═════ DATA FOR THE TASK ═════
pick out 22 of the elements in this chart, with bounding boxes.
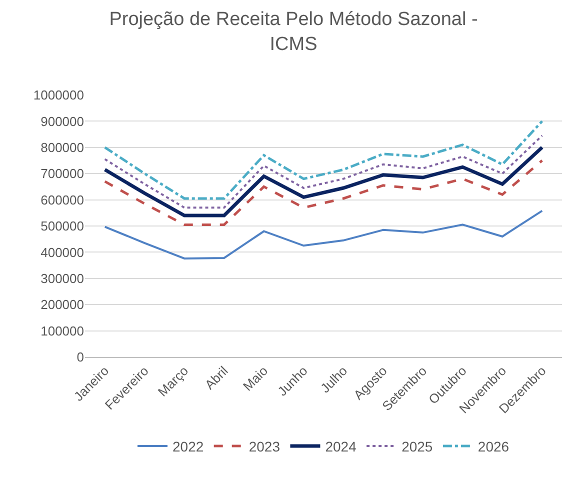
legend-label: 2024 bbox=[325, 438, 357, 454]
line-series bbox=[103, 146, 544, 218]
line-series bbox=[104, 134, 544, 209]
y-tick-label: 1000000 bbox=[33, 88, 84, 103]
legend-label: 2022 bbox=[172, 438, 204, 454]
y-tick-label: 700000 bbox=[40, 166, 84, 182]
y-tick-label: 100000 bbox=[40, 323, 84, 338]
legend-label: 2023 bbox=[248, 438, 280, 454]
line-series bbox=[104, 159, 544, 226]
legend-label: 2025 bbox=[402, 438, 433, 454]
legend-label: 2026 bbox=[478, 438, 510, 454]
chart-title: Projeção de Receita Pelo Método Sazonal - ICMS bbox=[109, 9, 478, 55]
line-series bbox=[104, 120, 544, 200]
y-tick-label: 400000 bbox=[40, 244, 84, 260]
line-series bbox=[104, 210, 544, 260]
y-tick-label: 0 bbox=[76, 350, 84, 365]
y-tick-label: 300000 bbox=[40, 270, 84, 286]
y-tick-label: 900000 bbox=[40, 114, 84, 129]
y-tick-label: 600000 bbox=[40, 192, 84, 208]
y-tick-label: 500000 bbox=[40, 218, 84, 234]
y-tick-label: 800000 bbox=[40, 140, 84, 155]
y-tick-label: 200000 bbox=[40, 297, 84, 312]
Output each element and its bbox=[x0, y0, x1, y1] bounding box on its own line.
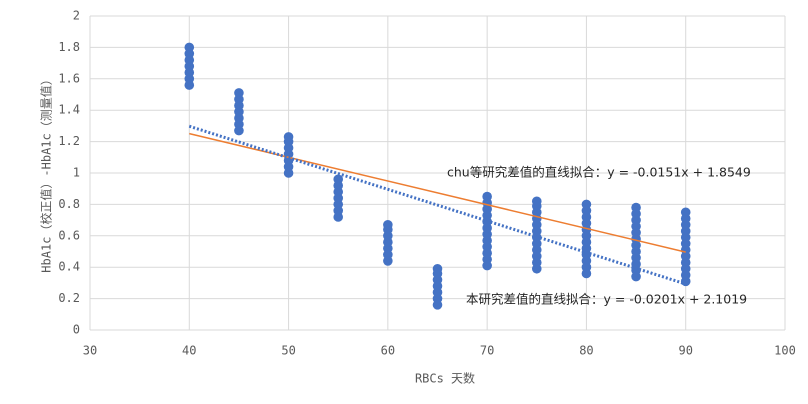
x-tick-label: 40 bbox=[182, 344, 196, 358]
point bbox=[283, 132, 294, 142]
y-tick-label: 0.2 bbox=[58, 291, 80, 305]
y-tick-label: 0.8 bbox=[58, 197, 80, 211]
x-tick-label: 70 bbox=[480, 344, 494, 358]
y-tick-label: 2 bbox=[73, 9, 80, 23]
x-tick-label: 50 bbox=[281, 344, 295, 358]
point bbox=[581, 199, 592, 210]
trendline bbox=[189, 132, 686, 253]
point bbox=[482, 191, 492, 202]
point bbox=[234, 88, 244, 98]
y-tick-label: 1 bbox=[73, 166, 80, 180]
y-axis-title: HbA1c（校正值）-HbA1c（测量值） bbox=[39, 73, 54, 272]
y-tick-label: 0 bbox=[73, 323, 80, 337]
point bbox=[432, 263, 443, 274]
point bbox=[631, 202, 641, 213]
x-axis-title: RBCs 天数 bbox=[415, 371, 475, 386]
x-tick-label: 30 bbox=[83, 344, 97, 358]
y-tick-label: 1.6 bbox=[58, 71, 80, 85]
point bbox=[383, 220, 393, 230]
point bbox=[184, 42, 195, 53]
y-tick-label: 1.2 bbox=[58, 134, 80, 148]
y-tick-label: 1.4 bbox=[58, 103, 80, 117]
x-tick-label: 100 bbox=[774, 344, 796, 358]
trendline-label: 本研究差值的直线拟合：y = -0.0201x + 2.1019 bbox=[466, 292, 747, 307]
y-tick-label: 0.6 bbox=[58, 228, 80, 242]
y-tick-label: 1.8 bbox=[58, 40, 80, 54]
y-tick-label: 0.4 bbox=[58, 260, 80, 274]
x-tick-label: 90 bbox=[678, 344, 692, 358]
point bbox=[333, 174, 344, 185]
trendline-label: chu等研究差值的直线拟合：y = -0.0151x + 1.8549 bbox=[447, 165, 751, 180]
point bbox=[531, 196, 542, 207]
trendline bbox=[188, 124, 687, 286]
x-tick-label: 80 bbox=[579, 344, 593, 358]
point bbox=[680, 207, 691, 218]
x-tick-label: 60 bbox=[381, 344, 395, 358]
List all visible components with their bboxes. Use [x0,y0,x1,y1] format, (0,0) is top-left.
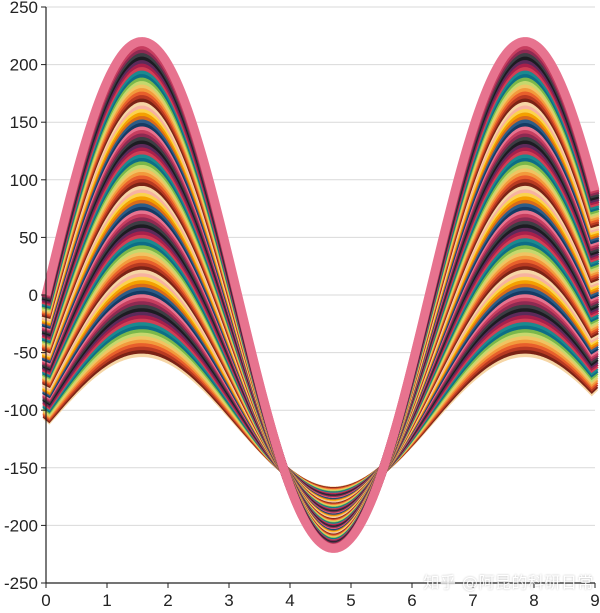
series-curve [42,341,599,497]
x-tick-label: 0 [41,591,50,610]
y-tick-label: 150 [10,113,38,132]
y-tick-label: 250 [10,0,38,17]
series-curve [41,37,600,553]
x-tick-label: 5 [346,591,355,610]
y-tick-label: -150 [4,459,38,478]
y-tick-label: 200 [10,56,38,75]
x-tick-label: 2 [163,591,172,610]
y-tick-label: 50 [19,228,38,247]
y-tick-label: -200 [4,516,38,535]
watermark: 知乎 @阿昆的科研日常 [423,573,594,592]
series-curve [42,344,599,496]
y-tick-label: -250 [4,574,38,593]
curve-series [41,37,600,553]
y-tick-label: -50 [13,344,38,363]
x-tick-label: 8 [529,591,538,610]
═════
WHAT THIS TASK INVOLVES
Print every line of all the items above without changing a character, and leave the picture lines out.

SOLUTION
pick out 22 of the elements in this chart, with bounding boxes.
legend-label: 2024 bbox=[325, 438, 357, 454]
line-series bbox=[103, 146, 544, 218]
line-series bbox=[104, 134, 544, 209]
y-tick-label: 1000000 bbox=[33, 88, 84, 103]
legend-label: 2022 bbox=[172, 438, 204, 454]
y-tick-label: 700000 bbox=[40, 166, 84, 182]
y-tick-label: 100000 bbox=[40, 323, 84, 338]
legend-label: 2023 bbox=[248, 438, 280, 454]
line-series bbox=[104, 159, 544, 226]
legend-label: 2025 bbox=[402, 438, 433, 454]
legend-label: 2026 bbox=[478, 438, 510, 454]
chart-title: Projeção de Receita Pelo Método Sazonal - ICMS bbox=[109, 9, 478, 55]
line-series bbox=[104, 120, 544, 200]
y-tick-label: 400000 bbox=[40, 244, 84, 260]
line-series bbox=[104, 210, 544, 260]
y-tick-label: 0 bbox=[76, 350, 84, 365]
y-tick-label: 300000 bbox=[40, 270, 84, 286]
y-tick-label: 900000 bbox=[40, 114, 84, 129]
y-tick-label: 600000 bbox=[40, 192, 84, 208]
y-tick-label: 500000 bbox=[40, 218, 84, 234]
y-tick-label: 800000 bbox=[40, 140, 84, 155]
y-tick-label: 200000 bbox=[40, 297, 84, 312]
Output each element and its bbox=[x0, y0, x1, y1] bounding box on its own line.
x-tick-label: 40 bbox=[182, 344, 196, 358]
point bbox=[283, 132, 294, 142]
y-tick-label: 0.2 bbox=[58, 291, 80, 305]
y-tick-label: 0.8 bbox=[58, 197, 80, 211]
x-tick-label: 70 bbox=[480, 344, 494, 358]
y-tick-label: 2 bbox=[73, 9, 80, 23]
x-tick-label: 50 bbox=[281, 344, 295, 358]
point bbox=[581, 199, 592, 210]
trendline bbox=[189, 132, 686, 253]
point bbox=[482, 191, 492, 202]
point bbox=[234, 88, 244, 98]
y-tick-label: 1 bbox=[73, 166, 80, 180]
y-axis-title: HbA1c（校正值）-HbA1c（测量值） bbox=[39, 73, 54, 272]
y-tick-label: 0 bbox=[73, 323, 80, 337]
point bbox=[432, 263, 443, 274]
point bbox=[631, 202, 641, 213]
x-axis-title: RBCs 天数 bbox=[415, 371, 475, 386]
x-tick-label: 30 bbox=[83, 344, 97, 358]
y-tick-label: 1.6 bbox=[58, 71, 80, 85]
point bbox=[383, 220, 393, 230]
point bbox=[184, 42, 195, 53]
y-tick-label: 1.2 bbox=[58, 134, 80, 148]
y-tick-label: 1.4 bbox=[58, 103, 80, 117]
x-tick-label: 100 bbox=[774, 344, 796, 358]
trendline-label: 本研究差值的直线拟合：y = -0.0201x + 2.1019 bbox=[466, 292, 747, 307]
y-tick-label: 0.6 bbox=[58, 228, 80, 242]
y-tick-label: 1.8 bbox=[58, 40, 80, 54]
y-tick-label: 0.4 bbox=[58, 260, 80, 274]
x-tick-label: 90 bbox=[678, 344, 692, 358]
point bbox=[333, 174, 344, 185]
trendline-label: chu等研究差值的直线拟合：y = -0.0151x + 1.8549 bbox=[447, 165, 751, 180]
point bbox=[531, 196, 542, 207]
trendline bbox=[188, 124, 687, 286]
x-tick-label: 80 bbox=[579, 344, 593, 358]
point bbox=[680, 207, 691, 218]
x-tick-label: 60 bbox=[381, 344, 395, 358]
List all visible components with their bboxes. Use [x0,y0,x1,y1] format, (0,0) is top-left.
series-curve [42,341,599,497]
x-tick-label: 0 [41,591,50,610]
y-tick-label: 150 [10,113,38,132]
y-tick-label: 250 [10,0,38,17]
series-curve [41,37,600,553]
x-tick-label: 5 [346,591,355,610]
y-tick-label: -150 [4,459,38,478]
y-tick-label: 200 [10,56,38,75]
x-tick-label: 2 [163,591,172,610]
y-tick-label: 50 [19,228,38,247]
y-tick-label: -200 [4,516,38,535]
watermark: 知乎 @阿昆的科研日常 [423,573,594,592]
series-curve [42,344,599,496]
y-tick-label: -250 [4,574,38,593]
curve-series [41,37,600,553]
y-tick-label: -50 [13,344,38,363]
x-tick-label: 8 [529,591,538,610]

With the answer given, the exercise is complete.